'''

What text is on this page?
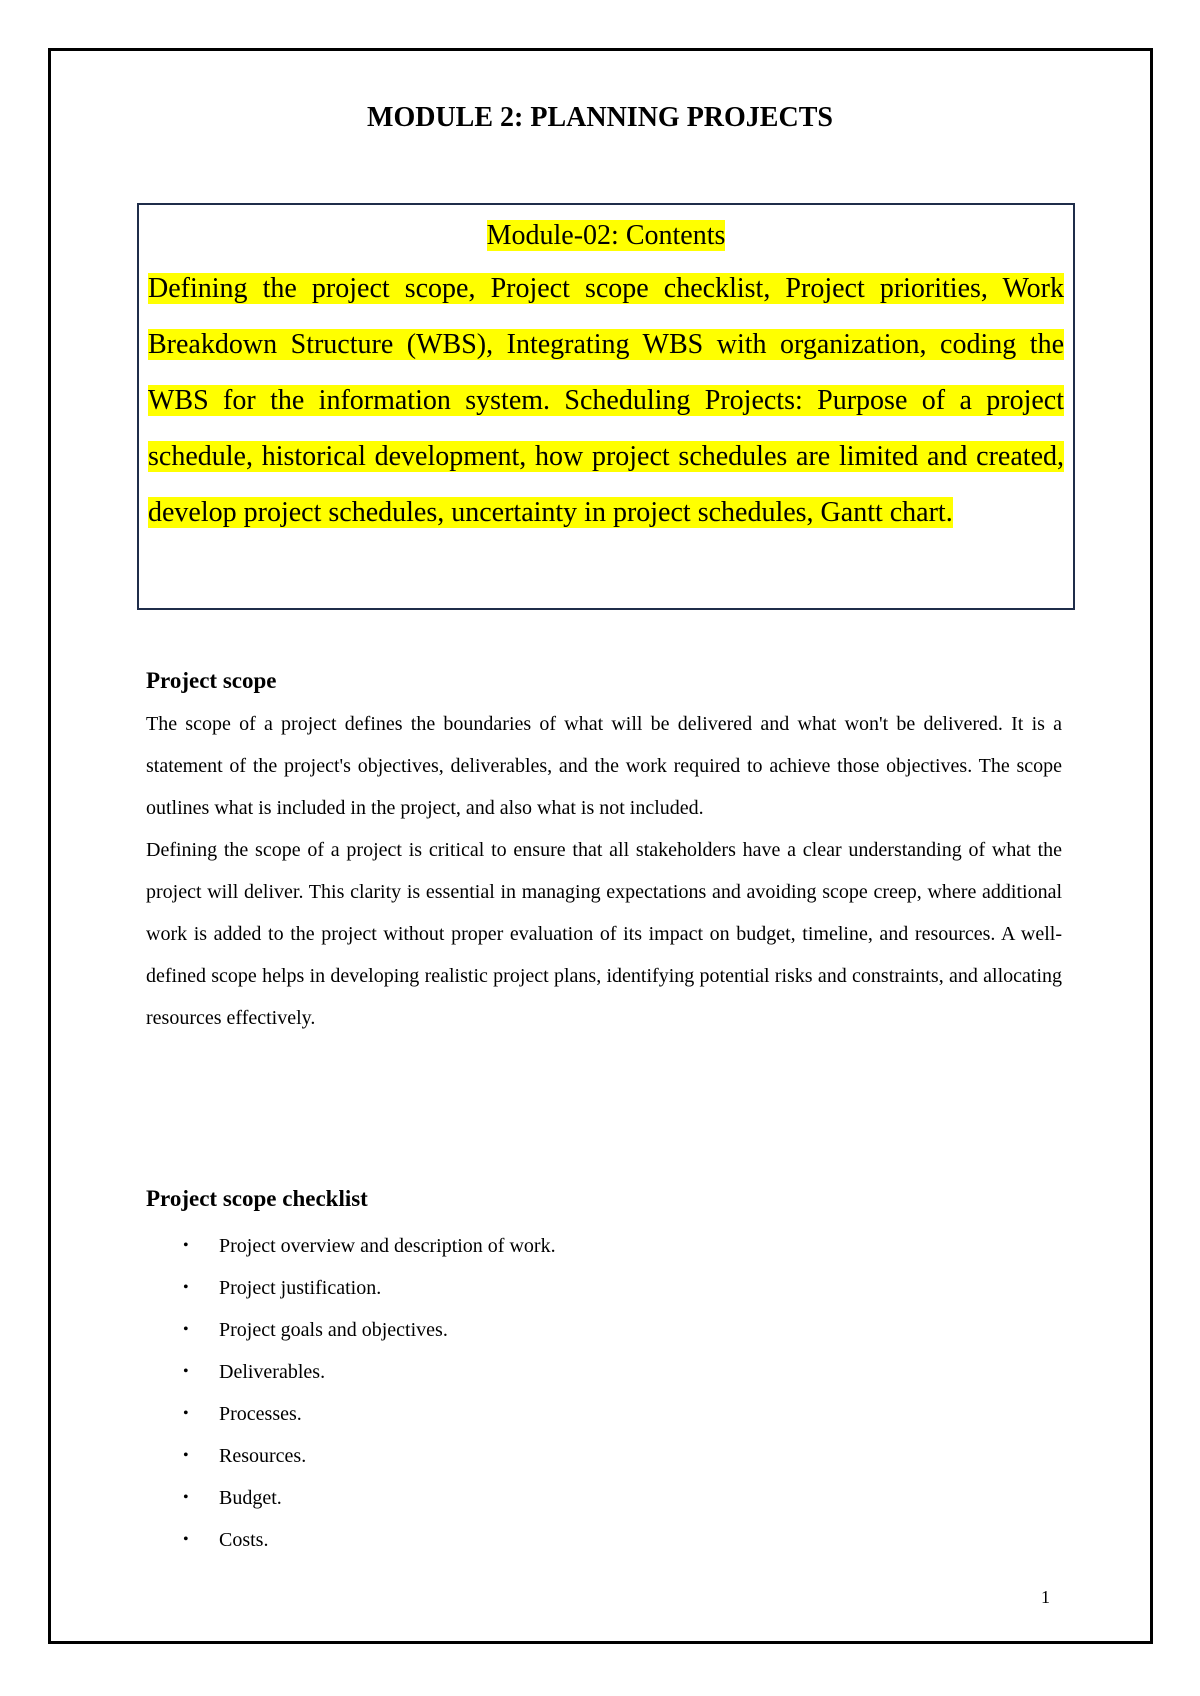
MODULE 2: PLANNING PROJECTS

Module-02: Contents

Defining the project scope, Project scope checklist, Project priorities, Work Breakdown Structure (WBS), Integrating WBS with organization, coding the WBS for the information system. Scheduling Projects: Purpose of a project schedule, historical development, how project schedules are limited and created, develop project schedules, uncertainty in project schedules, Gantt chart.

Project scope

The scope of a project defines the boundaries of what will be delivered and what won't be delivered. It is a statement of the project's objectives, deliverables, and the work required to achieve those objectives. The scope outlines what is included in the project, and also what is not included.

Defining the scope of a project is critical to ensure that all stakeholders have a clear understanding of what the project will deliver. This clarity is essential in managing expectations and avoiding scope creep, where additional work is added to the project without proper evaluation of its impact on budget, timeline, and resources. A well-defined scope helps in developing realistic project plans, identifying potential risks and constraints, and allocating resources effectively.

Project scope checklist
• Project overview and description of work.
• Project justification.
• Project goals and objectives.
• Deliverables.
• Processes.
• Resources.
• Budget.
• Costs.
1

'''
'''

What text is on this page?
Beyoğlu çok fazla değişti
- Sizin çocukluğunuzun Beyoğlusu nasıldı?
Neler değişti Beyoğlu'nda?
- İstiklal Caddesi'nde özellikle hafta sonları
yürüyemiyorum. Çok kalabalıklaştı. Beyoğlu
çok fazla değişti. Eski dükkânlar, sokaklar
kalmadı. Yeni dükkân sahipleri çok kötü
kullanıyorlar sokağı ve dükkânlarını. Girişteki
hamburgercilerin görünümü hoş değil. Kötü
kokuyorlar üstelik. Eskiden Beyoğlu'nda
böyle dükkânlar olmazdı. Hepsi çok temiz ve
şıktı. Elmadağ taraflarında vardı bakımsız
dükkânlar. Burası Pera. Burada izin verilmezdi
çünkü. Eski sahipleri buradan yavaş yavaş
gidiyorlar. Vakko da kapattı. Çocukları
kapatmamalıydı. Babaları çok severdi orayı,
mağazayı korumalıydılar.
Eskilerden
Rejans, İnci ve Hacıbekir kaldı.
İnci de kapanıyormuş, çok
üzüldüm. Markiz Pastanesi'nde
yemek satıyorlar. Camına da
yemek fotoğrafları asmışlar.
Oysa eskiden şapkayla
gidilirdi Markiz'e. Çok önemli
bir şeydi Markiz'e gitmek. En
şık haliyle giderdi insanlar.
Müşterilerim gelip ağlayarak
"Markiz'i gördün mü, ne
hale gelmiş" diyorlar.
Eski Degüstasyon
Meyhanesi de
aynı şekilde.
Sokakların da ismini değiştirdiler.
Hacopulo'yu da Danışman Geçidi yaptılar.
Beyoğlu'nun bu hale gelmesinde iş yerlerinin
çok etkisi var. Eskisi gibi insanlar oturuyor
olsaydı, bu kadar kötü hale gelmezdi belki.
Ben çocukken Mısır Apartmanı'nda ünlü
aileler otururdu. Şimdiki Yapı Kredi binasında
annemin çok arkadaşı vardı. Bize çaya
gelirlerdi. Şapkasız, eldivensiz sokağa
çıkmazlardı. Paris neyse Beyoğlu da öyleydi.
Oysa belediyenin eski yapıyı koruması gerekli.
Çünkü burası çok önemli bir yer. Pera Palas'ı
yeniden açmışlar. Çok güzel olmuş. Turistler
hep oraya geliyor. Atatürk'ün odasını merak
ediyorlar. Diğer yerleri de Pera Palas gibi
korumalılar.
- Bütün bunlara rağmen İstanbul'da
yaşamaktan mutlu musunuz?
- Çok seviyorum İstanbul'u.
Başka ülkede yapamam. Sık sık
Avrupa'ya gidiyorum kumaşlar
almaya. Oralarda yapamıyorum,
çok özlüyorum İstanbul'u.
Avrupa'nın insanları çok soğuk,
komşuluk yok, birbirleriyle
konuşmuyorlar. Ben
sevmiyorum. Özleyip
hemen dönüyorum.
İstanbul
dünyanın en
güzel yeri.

'''
'''

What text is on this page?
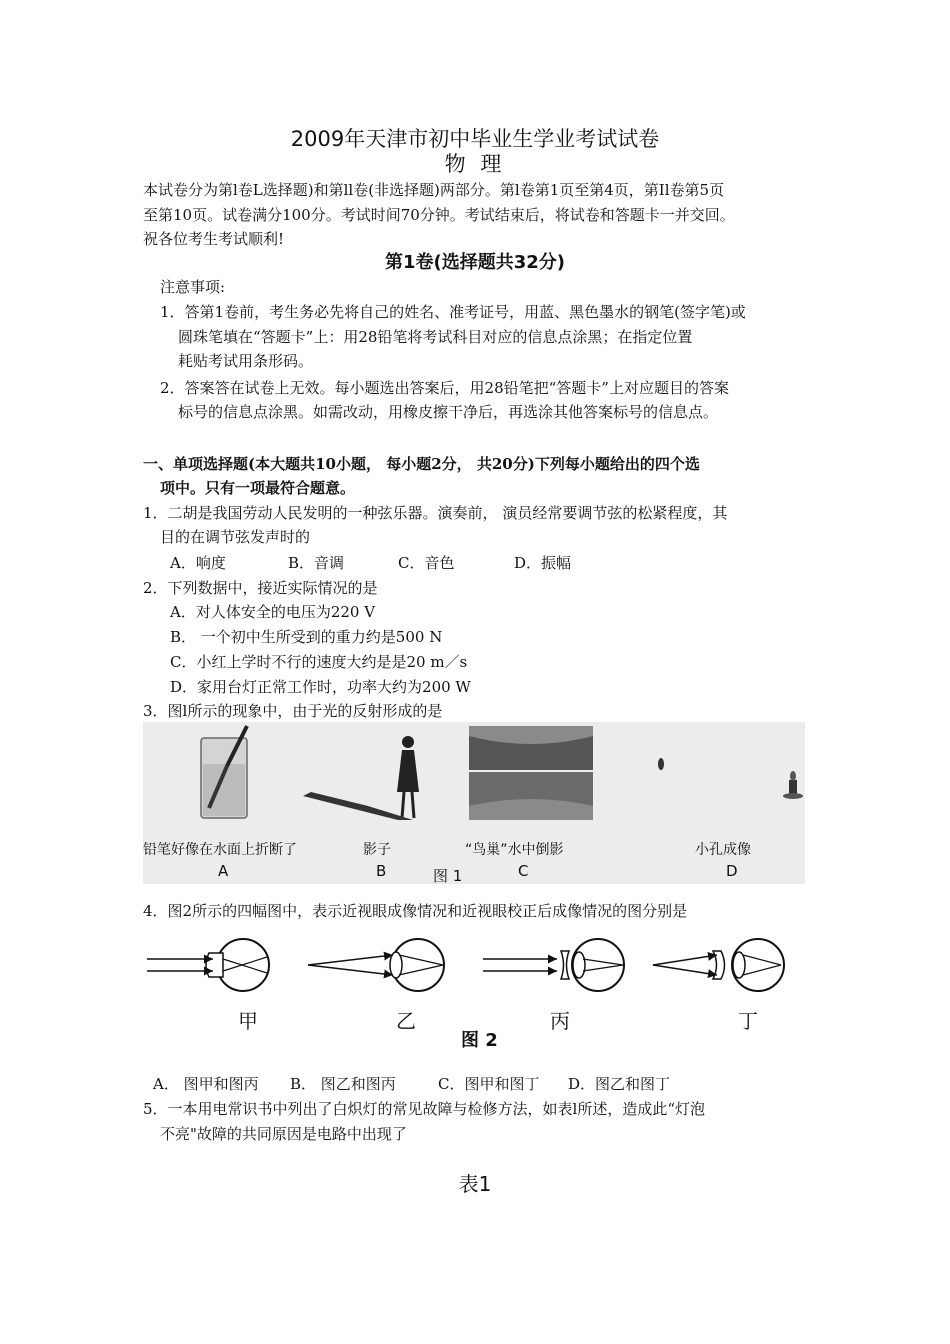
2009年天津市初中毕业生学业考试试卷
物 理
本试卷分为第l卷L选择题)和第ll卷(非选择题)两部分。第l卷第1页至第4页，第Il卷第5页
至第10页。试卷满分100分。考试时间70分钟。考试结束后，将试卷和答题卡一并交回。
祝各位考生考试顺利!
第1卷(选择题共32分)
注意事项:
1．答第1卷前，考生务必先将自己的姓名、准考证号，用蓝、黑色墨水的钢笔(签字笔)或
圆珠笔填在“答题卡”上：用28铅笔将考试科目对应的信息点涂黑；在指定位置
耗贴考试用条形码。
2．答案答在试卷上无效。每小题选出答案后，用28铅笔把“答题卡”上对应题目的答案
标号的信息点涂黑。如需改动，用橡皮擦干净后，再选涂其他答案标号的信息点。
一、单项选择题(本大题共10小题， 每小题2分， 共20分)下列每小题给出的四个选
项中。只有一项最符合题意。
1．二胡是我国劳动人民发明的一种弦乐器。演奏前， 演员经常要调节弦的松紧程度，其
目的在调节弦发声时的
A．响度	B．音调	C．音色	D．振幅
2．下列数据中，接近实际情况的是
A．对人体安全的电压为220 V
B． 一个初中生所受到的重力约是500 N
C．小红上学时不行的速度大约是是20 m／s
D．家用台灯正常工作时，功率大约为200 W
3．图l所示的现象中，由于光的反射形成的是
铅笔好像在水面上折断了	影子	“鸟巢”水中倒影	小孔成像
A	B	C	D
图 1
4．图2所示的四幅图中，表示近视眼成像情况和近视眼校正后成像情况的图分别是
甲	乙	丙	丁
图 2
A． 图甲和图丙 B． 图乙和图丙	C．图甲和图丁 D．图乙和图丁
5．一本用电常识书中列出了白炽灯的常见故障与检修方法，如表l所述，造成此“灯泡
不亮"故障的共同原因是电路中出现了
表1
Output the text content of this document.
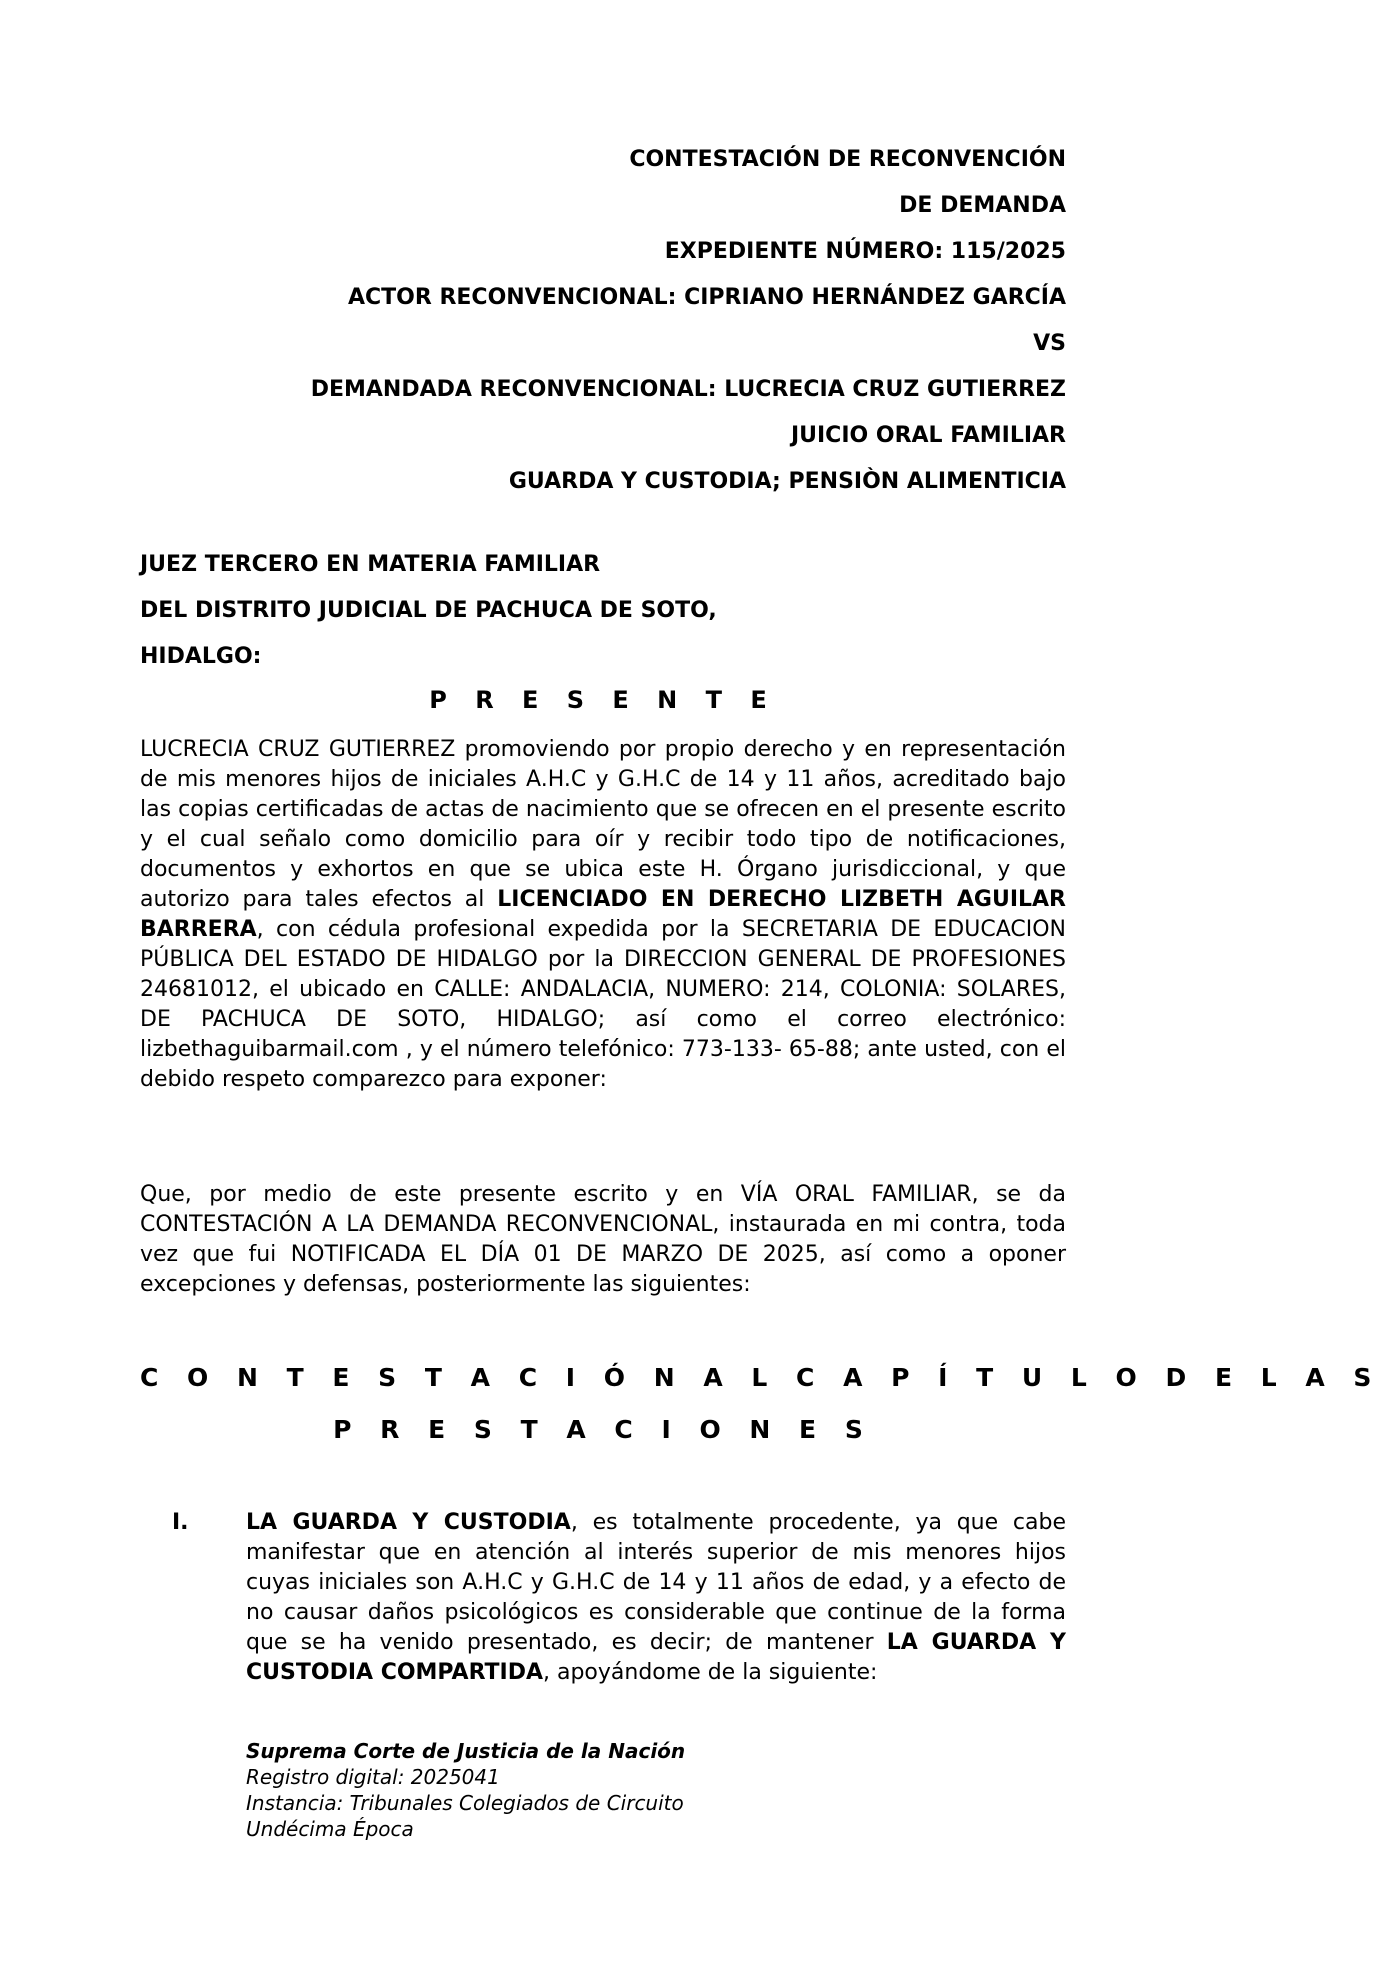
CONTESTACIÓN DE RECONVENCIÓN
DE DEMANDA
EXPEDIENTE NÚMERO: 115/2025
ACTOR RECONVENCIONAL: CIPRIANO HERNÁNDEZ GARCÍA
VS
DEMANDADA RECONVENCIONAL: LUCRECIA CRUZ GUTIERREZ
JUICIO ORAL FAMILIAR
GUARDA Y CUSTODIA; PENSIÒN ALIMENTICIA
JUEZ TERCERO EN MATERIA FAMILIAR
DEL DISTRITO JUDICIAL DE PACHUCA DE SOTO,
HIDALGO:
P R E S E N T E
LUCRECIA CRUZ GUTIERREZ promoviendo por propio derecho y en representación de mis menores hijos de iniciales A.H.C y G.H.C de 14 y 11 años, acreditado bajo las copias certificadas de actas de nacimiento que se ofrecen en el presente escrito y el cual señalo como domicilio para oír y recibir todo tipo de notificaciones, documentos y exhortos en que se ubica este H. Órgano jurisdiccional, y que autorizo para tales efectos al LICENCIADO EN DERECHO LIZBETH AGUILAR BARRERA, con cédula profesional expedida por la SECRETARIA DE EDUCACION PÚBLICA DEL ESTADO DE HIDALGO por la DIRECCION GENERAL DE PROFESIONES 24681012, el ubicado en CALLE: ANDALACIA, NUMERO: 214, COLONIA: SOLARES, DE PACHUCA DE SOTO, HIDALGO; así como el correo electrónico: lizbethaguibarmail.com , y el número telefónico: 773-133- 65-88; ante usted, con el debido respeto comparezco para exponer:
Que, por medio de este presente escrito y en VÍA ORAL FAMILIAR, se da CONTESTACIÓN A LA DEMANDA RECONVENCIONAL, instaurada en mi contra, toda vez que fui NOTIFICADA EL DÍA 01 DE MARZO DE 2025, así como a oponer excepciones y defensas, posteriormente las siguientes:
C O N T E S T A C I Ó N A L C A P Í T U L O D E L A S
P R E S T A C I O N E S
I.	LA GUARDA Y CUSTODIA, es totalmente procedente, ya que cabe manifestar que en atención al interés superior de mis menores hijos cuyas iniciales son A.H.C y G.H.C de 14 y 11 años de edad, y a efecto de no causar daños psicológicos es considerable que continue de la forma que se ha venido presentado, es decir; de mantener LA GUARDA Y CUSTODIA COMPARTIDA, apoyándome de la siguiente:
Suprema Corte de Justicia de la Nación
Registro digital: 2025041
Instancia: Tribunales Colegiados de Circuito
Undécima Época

'''

From the entries, copy out each line containing the word "güzel".

yeniden açmışlar. Çok güzel olmuş. Turistler
güzel yeri.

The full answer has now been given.